Goal of the exercise: List all the lines in these records that hold "color".

Record set:
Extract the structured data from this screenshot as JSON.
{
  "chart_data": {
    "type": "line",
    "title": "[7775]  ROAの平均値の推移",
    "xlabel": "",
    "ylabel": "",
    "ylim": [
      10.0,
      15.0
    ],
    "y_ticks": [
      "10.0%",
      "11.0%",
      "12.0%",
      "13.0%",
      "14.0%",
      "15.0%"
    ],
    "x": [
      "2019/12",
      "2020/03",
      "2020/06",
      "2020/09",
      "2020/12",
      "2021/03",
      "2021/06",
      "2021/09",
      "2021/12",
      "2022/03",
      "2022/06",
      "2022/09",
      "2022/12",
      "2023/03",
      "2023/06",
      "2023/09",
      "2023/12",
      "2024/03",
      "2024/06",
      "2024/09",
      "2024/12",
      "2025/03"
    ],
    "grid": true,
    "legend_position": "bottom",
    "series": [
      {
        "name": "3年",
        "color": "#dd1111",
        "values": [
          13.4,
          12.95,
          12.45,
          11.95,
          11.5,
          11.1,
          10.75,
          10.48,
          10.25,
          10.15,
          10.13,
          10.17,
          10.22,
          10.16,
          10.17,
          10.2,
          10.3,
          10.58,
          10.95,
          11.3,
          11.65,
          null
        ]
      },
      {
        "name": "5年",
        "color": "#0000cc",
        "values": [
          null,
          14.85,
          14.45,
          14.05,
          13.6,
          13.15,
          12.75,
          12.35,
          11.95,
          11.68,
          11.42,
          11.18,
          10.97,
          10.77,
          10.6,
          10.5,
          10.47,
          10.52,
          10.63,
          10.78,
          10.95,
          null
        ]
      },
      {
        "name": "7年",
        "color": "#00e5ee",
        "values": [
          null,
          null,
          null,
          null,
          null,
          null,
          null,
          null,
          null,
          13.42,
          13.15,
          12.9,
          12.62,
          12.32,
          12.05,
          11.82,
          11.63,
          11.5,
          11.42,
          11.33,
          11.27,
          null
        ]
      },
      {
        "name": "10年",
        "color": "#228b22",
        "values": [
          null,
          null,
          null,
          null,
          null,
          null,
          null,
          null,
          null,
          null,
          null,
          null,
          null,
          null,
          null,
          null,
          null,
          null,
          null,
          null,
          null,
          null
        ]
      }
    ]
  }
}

Written response:
        "color": "#dd1111",
        "color": "#0000cc",
        "color": "#00e5ee",
        "color": "#228b22",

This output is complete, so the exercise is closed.